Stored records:
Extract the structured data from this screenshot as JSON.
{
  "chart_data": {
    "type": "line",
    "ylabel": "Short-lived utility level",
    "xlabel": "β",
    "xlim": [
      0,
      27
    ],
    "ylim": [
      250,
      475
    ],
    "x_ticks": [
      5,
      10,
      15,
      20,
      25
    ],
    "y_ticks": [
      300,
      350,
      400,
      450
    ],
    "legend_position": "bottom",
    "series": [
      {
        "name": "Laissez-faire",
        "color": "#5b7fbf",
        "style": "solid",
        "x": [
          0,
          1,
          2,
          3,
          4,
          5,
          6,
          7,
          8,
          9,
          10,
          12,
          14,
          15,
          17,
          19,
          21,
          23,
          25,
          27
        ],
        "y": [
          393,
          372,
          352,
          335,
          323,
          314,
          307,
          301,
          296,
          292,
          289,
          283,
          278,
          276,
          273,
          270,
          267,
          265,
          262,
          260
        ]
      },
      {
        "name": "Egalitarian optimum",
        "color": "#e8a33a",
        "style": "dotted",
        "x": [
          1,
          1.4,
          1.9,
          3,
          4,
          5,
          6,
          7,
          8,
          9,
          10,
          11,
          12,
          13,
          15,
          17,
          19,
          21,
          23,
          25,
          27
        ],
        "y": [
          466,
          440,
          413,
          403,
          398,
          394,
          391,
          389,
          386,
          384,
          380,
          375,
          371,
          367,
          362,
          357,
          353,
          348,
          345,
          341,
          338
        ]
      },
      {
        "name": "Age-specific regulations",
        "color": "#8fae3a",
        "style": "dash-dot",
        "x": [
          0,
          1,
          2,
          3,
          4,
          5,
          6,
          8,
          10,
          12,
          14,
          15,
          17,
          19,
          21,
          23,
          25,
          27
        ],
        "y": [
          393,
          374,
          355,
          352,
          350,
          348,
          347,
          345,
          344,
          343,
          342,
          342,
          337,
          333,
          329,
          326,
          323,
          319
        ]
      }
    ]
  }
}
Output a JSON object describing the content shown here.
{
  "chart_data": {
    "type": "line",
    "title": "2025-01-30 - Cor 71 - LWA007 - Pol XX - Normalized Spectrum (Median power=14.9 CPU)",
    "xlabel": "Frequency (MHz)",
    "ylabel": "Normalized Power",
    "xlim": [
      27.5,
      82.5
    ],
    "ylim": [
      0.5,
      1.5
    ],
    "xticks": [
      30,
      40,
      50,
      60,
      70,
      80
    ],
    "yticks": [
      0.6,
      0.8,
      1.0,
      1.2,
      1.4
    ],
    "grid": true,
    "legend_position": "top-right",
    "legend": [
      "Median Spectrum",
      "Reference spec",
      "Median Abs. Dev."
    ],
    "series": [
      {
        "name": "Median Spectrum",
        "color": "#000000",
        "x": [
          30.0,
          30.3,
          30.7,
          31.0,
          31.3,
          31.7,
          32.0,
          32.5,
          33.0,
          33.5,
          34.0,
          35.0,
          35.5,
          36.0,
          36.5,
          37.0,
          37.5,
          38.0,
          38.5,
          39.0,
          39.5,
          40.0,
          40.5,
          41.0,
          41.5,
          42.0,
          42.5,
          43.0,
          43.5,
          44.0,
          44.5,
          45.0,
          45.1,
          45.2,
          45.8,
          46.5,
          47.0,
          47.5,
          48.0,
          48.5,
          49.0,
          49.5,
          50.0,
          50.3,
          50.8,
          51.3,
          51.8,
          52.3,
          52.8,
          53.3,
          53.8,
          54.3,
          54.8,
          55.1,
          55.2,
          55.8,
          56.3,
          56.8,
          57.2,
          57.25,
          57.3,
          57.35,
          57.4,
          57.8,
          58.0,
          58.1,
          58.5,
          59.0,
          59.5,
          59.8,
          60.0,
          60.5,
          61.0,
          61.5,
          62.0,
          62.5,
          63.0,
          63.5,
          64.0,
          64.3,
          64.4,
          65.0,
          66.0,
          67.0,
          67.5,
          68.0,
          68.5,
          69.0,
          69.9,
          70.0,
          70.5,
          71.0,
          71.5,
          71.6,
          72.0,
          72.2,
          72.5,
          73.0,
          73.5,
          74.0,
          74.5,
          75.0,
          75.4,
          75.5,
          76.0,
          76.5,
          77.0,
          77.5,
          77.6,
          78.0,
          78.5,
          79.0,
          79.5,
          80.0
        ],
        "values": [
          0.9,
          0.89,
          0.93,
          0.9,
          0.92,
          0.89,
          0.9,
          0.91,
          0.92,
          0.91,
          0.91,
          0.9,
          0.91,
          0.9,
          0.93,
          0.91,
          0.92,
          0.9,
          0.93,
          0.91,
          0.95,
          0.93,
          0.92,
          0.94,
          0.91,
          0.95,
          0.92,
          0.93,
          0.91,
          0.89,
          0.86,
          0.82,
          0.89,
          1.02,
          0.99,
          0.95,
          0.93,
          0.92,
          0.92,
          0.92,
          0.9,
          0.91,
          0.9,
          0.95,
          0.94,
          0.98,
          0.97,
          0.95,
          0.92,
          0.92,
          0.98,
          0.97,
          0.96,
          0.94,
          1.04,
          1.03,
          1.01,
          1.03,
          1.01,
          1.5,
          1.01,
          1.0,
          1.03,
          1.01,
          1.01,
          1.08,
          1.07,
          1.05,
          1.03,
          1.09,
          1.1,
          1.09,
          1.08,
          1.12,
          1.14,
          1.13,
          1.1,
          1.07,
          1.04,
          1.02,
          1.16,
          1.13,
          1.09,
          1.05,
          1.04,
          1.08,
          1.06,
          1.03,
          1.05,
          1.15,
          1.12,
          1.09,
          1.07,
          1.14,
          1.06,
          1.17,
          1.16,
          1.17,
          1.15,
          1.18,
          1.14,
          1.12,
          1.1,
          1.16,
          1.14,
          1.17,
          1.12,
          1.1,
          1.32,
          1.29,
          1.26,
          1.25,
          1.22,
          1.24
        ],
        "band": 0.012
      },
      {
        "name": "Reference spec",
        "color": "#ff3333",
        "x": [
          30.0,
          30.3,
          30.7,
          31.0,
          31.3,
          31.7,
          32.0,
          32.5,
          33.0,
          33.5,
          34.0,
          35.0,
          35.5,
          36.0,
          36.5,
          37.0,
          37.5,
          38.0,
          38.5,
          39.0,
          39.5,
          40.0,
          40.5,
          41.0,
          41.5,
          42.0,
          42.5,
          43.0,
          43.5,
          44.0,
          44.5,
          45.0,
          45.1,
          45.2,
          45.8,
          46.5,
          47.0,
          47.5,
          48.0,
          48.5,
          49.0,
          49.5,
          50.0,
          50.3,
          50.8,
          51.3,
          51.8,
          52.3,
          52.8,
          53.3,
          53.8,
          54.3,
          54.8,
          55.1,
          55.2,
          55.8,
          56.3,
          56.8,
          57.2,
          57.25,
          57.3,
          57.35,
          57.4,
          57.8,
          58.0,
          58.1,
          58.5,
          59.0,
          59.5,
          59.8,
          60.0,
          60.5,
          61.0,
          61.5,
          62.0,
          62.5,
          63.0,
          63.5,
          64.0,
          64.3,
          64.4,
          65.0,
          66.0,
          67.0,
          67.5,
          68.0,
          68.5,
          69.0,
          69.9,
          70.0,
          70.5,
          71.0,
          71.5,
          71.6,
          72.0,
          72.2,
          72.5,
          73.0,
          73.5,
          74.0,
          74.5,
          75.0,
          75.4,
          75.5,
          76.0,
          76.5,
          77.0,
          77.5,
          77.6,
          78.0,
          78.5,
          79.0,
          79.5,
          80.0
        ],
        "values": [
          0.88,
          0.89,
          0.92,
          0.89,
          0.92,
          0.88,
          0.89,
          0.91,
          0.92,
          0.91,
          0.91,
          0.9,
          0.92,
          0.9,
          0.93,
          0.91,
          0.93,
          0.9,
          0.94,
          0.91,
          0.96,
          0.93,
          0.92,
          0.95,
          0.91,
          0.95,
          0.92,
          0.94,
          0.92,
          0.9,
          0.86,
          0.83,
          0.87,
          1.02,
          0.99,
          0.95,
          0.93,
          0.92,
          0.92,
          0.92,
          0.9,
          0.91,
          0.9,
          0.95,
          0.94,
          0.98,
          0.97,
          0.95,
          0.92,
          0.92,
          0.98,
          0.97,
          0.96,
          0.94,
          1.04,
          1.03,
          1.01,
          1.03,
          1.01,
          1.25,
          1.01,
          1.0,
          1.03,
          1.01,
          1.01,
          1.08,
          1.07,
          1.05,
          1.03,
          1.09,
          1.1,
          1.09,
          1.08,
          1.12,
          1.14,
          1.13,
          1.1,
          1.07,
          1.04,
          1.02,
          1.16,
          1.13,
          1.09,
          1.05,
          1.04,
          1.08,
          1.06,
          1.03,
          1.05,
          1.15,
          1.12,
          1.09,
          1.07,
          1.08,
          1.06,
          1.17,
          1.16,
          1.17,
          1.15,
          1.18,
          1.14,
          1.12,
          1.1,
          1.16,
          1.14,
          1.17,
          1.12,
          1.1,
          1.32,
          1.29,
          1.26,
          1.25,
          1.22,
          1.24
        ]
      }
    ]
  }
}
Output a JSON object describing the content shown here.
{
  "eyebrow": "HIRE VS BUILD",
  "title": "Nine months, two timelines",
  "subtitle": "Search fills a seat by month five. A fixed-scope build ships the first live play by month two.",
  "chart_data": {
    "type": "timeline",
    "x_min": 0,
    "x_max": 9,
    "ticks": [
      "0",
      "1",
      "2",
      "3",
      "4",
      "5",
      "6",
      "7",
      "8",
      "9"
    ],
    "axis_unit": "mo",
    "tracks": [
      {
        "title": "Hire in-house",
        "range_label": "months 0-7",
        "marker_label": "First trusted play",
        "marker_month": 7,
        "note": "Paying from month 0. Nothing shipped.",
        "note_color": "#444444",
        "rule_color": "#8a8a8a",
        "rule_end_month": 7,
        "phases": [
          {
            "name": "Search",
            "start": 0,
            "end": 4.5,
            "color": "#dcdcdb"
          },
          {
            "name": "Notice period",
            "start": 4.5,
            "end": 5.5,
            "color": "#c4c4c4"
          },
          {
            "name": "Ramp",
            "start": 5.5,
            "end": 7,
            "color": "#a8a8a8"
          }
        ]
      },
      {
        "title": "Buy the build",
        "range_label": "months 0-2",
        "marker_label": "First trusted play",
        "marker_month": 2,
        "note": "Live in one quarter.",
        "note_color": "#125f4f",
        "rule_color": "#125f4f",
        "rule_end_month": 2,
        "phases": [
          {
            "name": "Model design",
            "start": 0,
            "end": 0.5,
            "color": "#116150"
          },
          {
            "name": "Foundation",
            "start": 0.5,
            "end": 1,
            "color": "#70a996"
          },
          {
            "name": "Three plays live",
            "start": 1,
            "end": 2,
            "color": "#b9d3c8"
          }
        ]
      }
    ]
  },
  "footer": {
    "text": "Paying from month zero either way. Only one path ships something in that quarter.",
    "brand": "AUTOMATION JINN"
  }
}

## What the task asks
Write out each line of the data that holds the string "start".

## Answer below
            "start": 0,
            "start": 4.5,
            "start": 5.5,
            "start": 0,
            "start": 0.5,
            "start": 1,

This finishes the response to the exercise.